## Problem details
Where does the string "Lyon" appear? Copy every line of the entries below that holds it.

======== Material ========

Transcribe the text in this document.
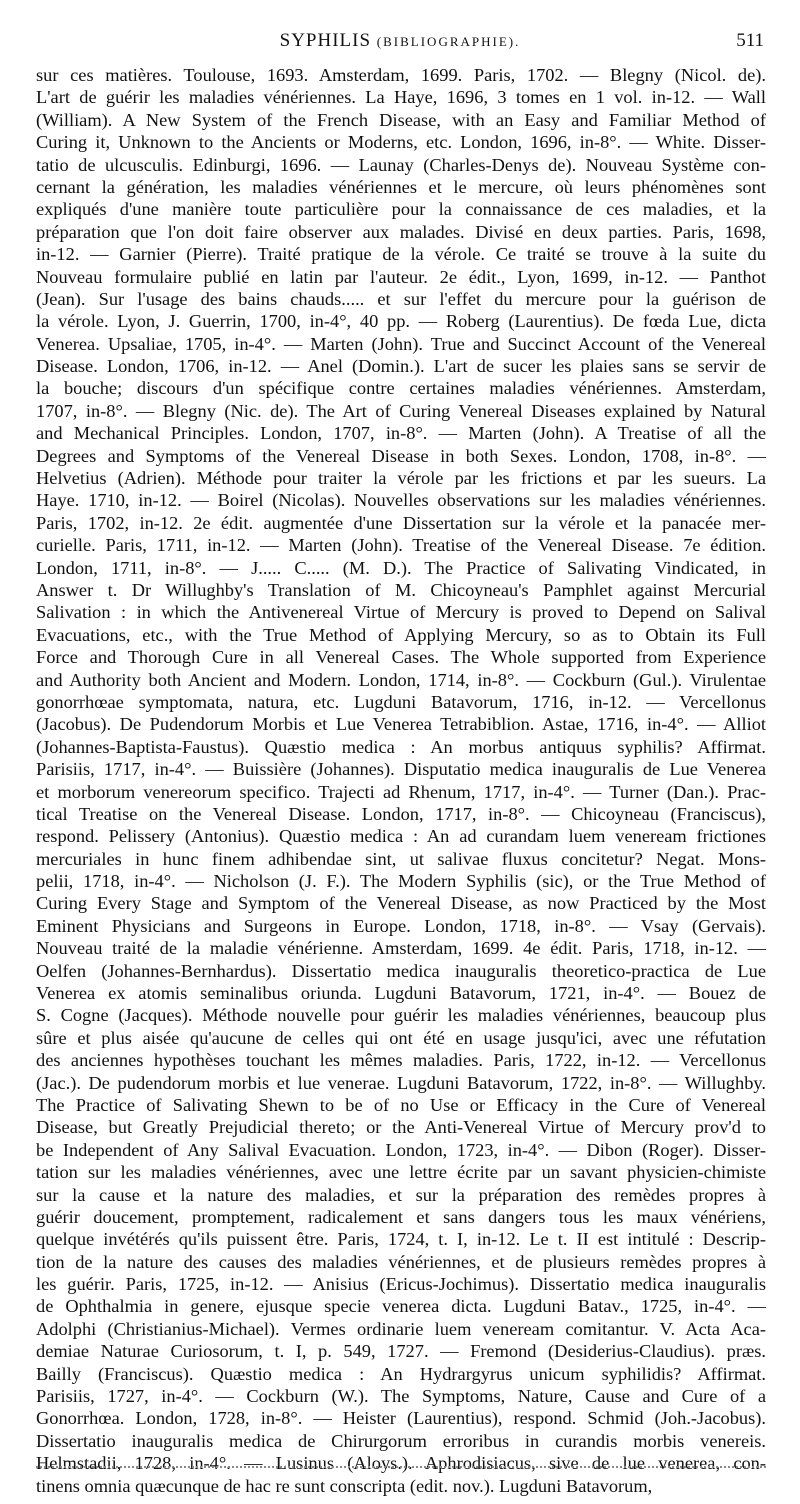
SYPHILIS (BIBLIOGRAPHIE).	511
sur ces matières. Toulouse, 1693. Amsterdam, 1699. Paris, 1702. — Blegny (Nicol. de).
L'art de guérir les maladies vénériennes. La Haye, 1696, 3 tomes en 1 vol. in-12. — Wall
(William). A New System of the French Disease, with an Easy and Familiar Method of
Curing it, Unknown to the Ancients or Moderns, etc. London, 1696, in-8°. — White. Disser-
tatio de ulcusculis. Edinburgi, 1696. — Launay (Charles-Denys de). Nouveau Système con-
cernant la génération, les maladies vénériennes et le mercure, où leurs phénomènes sont
expliqués d'une manière toute particulière pour la connaissance de ces maladies, et la
préparation que l'on doit faire observer aux malades. Divisé en deux parties. Paris, 1698,
in-12. — Garnier (Pierre). Traité pratique de la vérole. Ce traité se trouve à la suite du
Nouveau formulaire publié en latin par l'auteur. 2e édit., Lyon, 1699, in-12. — Panthot
(Jean). Sur l'usage des bains chauds..... et sur l'effet du mercure pour la guérison de
la vérole. Lyon, J. Guerrin, 1700, in-4°, 40 pp. — Roberg (Laurentius). De fœda Lue, dicta
Venerea. Upsaliae, 1705, in-4°. — Marten (John). True and Succinct Account of the Venereal
Disease. London, 1706, in-12. — Anel (Domin.). L'art de sucer les plaies sans se servir de
la bouche; discours d'un spécifique contre certaines maladies vénériennes. Amsterdam,
1707, in-8°. — Blegny (Nic. de). The Art of Curing Venereal Diseases explained by Natural
and Mechanical Principles. London, 1707, in-8°. — Marten (John). A Treatise of all the
Degrees and Symptoms of the Venereal Disease in both Sexes. London, 1708, in-8°. —
Helvetius (Adrien). Méthode pour traiter la vérole par les frictions et par les sueurs. La
Haye. 1710, in-12. — Boirel (Nicolas). Nouvelles observations sur les maladies vénériennes.
Paris, 1702, in-12. 2e édit. augmentée d'une Dissertation sur la vérole et la panacée mer-
curielle. Paris, 1711, in-12. — Marten (John). Treatise of the Venereal Disease. 7e édition.
London, 1711, in-8°. — J..... C..... (M. D.). The Practice of Salivating Vindicated, in
Answer t. Dr Willughby's Translation of M. Chicoyneau's Pamphlet against Mercurial
Salivation : in which the Antivenereal Virtue of Mercury is proved to Depend on Salival
Evacuations, etc., with the True Method of Applying Mercury, so as to Obtain its Full
Force and Thorough Cure in all Venereal Cases. The Whole supported from Experience
and Authority both Ancient and Modern. London, 1714, in-8°. — Cockburn (Gul.). Virulentae
gonorrhœae symptomata, natura, etc. Lugduni Batavorum, 1716, in-12. — Vercellonus
(Jacobus). De Pudendorum Morbis et Lue Venerea Tetrabiblion. Astae, 1716, in-4°. — Alliot
(Johannes-Baptista-Faustus). Quæstio medica : An morbus antiquus syphilis? Affirmat.
Parisiis, 1717, in-4°. — Buissière (Johannes). Disputatio medica inauguralis de Lue Venerea
et morborum venereorum specifico. Trajecti ad Rhenum, 1717, in-4°. — Turner (Dan.). Prac-
tical Treatise on the Venereal Disease. London, 1717, in-8°. — Chicoyneau (Franciscus),
respond. Pelissery (Antonius). Quæstio medica : An ad curandam luem veneream frictiones
mercuriales in hunc finem adhibendae sint, ut salivae fluxus concitetur? Negat. Mons-
pelii, 1718, in-4°. — Nicholson (J. F.). The Modern Syphilis (sic), or the True Method of
Curing Every Stage and Symptom of the Venereal Disease, as now Practiced by the Most
Eminent Physicians and Surgeons in Europe. London, 1718, in-8°. — Vsay (Gervais).
Nouveau traité de la maladie vénérienne. Amsterdam, 1699. 4e édit. Paris, 1718, in-12. —
Oelfen (Johannes-Bernhardus). Dissertatio medica inauguralis theoretico-practica de Lue
Venerea ex atomis seminalibus oriunda. Lugduni Batavorum, 1721, in-4°. — Bouez de
S. Cogne (Jacques). Méthode nouvelle pour guérir les maladies vénériennes, beaucoup plus
sûre et plus aisée qu'aucune de celles qui ont été en usage jusqu'ici, avec une réfutation
des anciennes hypothèses touchant les mêmes maladies. Paris, 1722, in-12. — Vercellonus
(Jac.). De pudendorum morbis et lue venerae. Lugduni Batavorum, 1722, in-8°. — Willughby.
The Practice of Salivating Shewn to be of no Use or Efficacy in the Cure of Venereal
Disease, but Greatly Prejudicial thereto; or the Anti-Venereal Virtue of Mercury prov'd to
be Independent of Any Salival Evacuation. London, 1723, in-4°. — Dibon (Roger). Disser-
tation sur les maladies vénériennes, avec une lettre écrite par un savant physicien-chimiste
sur la cause et la nature des maladies, et sur la préparation des remèdes propres à
guérir doucement, promptement, radicalement et sans dangers tous les maux vénériens,
quelque invétérés qu'ils puissent être. Paris, 1724, t. I, in-12. Le t. II est intitulé : Descrip-
tion de la nature des causes des maladies vénériennes, et de plusieurs remèdes propres à
les guérir. Paris, 1725, in-12. — Anisius (Ericus-Jochimus). Dissertatio medica inauguralis
de Ophthalmia in genere, ejusque specie venerea dicta. Lugduni Batav., 1725, in-4°. —
Adolphi (Christianius-Michael). Vermes ordinarie luem veneream comitantur. V. Acta Aca-
demiae Naturae Curiosorum, t. I, p. 549, 1727. — Fremond (Desiderius-Claudius). præs.
Bailly (Franciscus). Quæstio medica : An Hydrargyrus unicum syphilidis? Affirmat.
Parisiis, 1727, in-4°. — Cockburn (W.). The Symptoms, Nature, Cause and Cure of a
Gonorrhœa. London, 1728, in-8°. — Heister (Laurentius), respond. Schmid (Joh.-Jacobus).
Dissertatio inauguralis medica de Chirurgorum erroribus in curandis morbis venereis.
Helmstadii, 1728, in-4°. — Lusinus (Aloys.). Aphrodisiacus, sive de lue venerea, con-
tinens omnia quæcunque de hac re sunt conscripta (edit. nov.). Lugduni Batavorum,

========

## The answer
Nouveau formulaire publié en latin par l'auteur. 2e édit., Lyon, 1699, in-12. — Panthot
la vérole. Lyon, J. Guerrin, 1700, in-4°, 40 pp. — Roberg (Laurentius). De fœda Lue, dicta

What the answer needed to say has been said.